#### [OBJECTIVE]
Extract, from the listing that follows, each line containing the word "After".

#### [Figure contents as structured data]
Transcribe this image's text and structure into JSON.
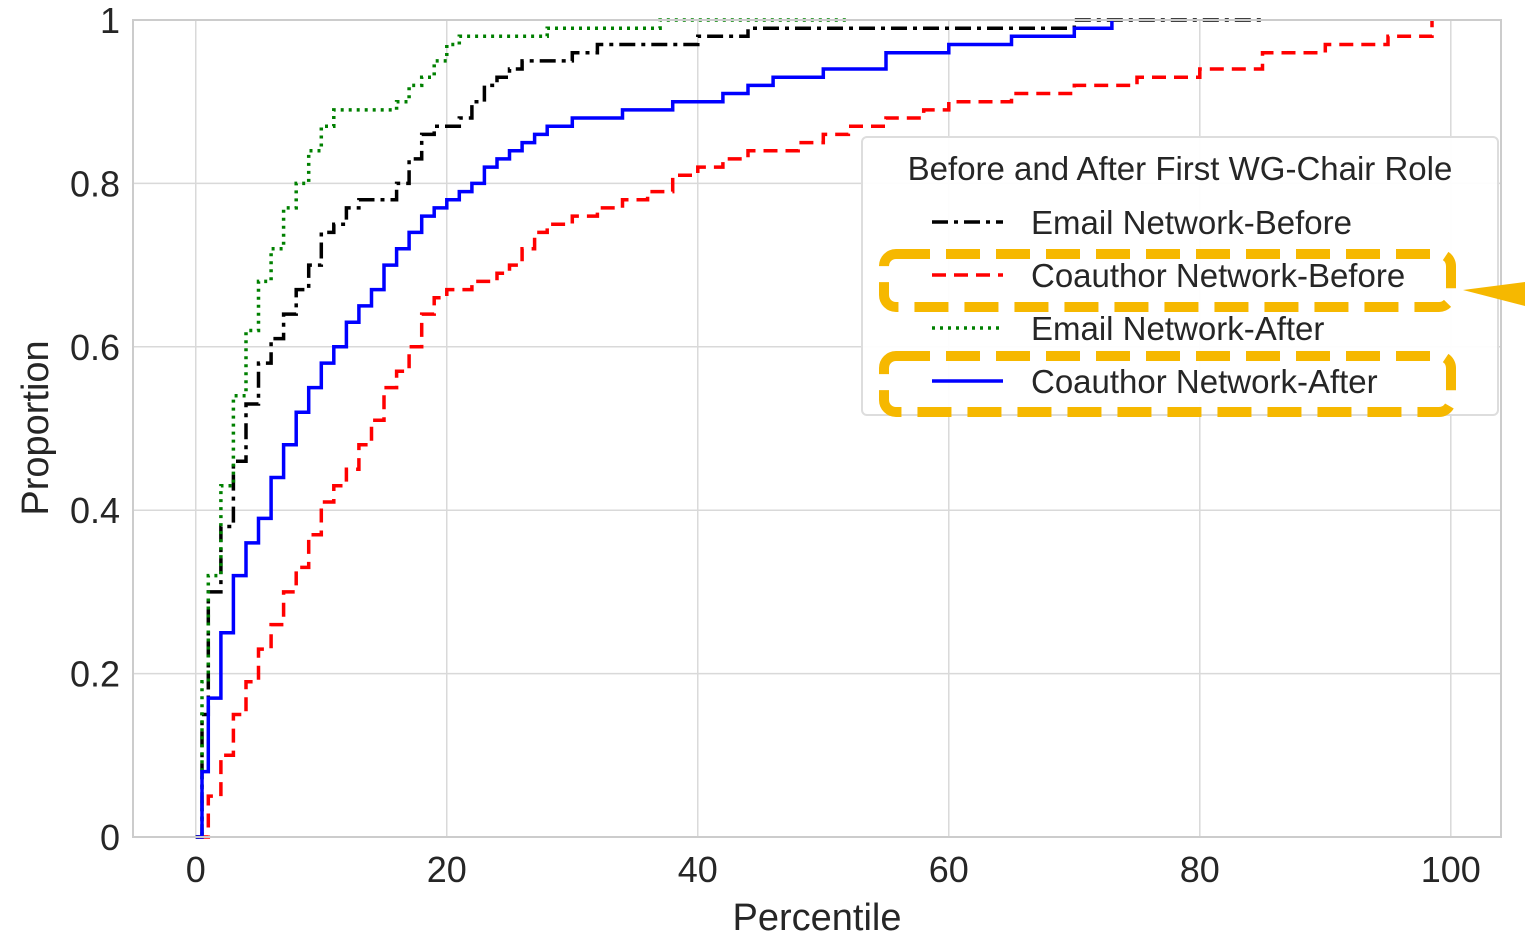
{
  "chart_data": {
    "type": "line",
    "step": true,
    "title": "",
    "xlabel": "Percentile",
    "ylabel": "Proportion",
    "xlim": [
      -5,
      104
    ],
    "ylim": [
      0,
      1
    ],
    "xticks": [
      0,
      20,
      40,
      60,
      80,
      100
    ],
    "xtick_labels": [
      "0",
      "20",
      "40",
      "60",
      "80",
      "100"
    ],
    "yticks": [
      0,
      0.2,
      0.4,
      0.6,
      0.8,
      1
    ],
    "ytick_labels": [
      "0",
      "0.2",
      "0.4",
      "0.6",
      "0.8",
      "1"
    ],
    "grid": true,
    "legend": {
      "title": "Before and After First WG-Chair Role",
      "placement": "upper-right",
      "highlighted_entries": [
        "Coauthor Network-Before",
        "Coauthor Network-After"
      ]
    },
    "series": [
      {
        "name": "Email Network-Before",
        "color": "#000000",
        "dash": "dashdot",
        "x": [
          0,
          0.5,
          1,
          2,
          3,
          4,
          5,
          6,
          7,
          8,
          9,
          10,
          11,
          12,
          13,
          14,
          15,
          16,
          17,
          18,
          19,
          20,
          21,
          22,
          23,
          24,
          25,
          26,
          28,
          30,
          32,
          34,
          36,
          38,
          40,
          42,
          44,
          46,
          50,
          55,
          60,
          70,
          85
        ],
        "y": [
          0,
          0.15,
          0.3,
          0.38,
          0.46,
          0.53,
          0.58,
          0.61,
          0.64,
          0.67,
          0.7,
          0.74,
          0.75,
          0.77,
          0.78,
          0.78,
          0.78,
          0.8,
          0.83,
          0.86,
          0.87,
          0.87,
          0.88,
          0.9,
          0.92,
          0.93,
          0.94,
          0.95,
          0.95,
          0.96,
          0.97,
          0.97,
          0.97,
          0.97,
          0.98,
          0.98,
          0.99,
          0.99,
          0.99,
          0.99,
          0.99,
          1.0,
          1.0
        ]
      },
      {
        "name": "Coauthor Network-Before",
        "color": "#ff0000",
        "dash": "dashed",
        "x": [
          0,
          1,
          2,
          3,
          4,
          5,
          6,
          7,
          8,
          9,
          10,
          11,
          12,
          13,
          14,
          15,
          16,
          17,
          18,
          19,
          20,
          22,
          24,
          25,
          26,
          27,
          28,
          30,
          32,
          34,
          36,
          38,
          40,
          42,
          44,
          46,
          48,
          50,
          52,
          55,
          58,
          60,
          65,
          70,
          75,
          80,
          85,
          90,
          95,
          98.5
        ],
        "y": [
          0,
          0.05,
          0.1,
          0.15,
          0.19,
          0.23,
          0.26,
          0.3,
          0.33,
          0.37,
          0.41,
          0.43,
          0.45,
          0.48,
          0.51,
          0.55,
          0.57,
          0.6,
          0.64,
          0.66,
          0.67,
          0.68,
          0.69,
          0.7,
          0.72,
          0.74,
          0.75,
          0.76,
          0.77,
          0.78,
          0.79,
          0.81,
          0.82,
          0.83,
          0.84,
          0.84,
          0.85,
          0.86,
          0.87,
          0.88,
          0.89,
          0.9,
          0.91,
          0.92,
          0.93,
          0.94,
          0.96,
          0.97,
          0.98,
          1.0
        ]
      },
      {
        "name": "Email Network-After",
        "color": "#008000",
        "dash": "dotted",
        "x": [
          0,
          0.5,
          1,
          2,
          3,
          4,
          5,
          6,
          7,
          8,
          9,
          10,
          11,
          12,
          13,
          14,
          15,
          16,
          17,
          18,
          19,
          20,
          21,
          22,
          24,
          28,
          32,
          37,
          52
        ],
        "y": [
          0,
          0.19,
          0.32,
          0.43,
          0.54,
          0.62,
          0.68,
          0.72,
          0.77,
          0.8,
          0.84,
          0.87,
          0.89,
          0.89,
          0.89,
          0.89,
          0.89,
          0.9,
          0.92,
          0.93,
          0.95,
          0.97,
          0.98,
          0.98,
          0.98,
          0.99,
          0.99,
          1.0,
          1.0
        ]
      },
      {
        "name": "Coauthor Network-After",
        "color": "#0000ff",
        "dash": "solid",
        "x": [
          0,
          0.5,
          1,
          2,
          3,
          4,
          5,
          6,
          7,
          8,
          9,
          10,
          11,
          12,
          13,
          14,
          15,
          16,
          17,
          18,
          19,
          20,
          21,
          22,
          23,
          24,
          25,
          26,
          27,
          28,
          29,
          30,
          32,
          34,
          36,
          38,
          40,
          42,
          44,
          46,
          48,
          50,
          55,
          60,
          65,
          70,
          73
        ],
        "y": [
          0,
          0.08,
          0.17,
          0.25,
          0.32,
          0.36,
          0.39,
          0.44,
          0.48,
          0.52,
          0.55,
          0.58,
          0.6,
          0.63,
          0.65,
          0.67,
          0.7,
          0.72,
          0.74,
          0.76,
          0.77,
          0.78,
          0.79,
          0.8,
          0.82,
          0.83,
          0.84,
          0.85,
          0.86,
          0.87,
          0.87,
          0.88,
          0.88,
          0.89,
          0.89,
          0.9,
          0.9,
          0.91,
          0.92,
          0.93,
          0.93,
          0.94,
          0.96,
          0.97,
          0.98,
          0.99,
          1.0
        ]
      }
    ]
  }
}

#### [RESULT OF THE TASK]
      "title": "Before and After First WG-Chair Role",
        "Coauthor Network-After"
        "name": "Email Network-After",
        "name": "Coauthor Network-After",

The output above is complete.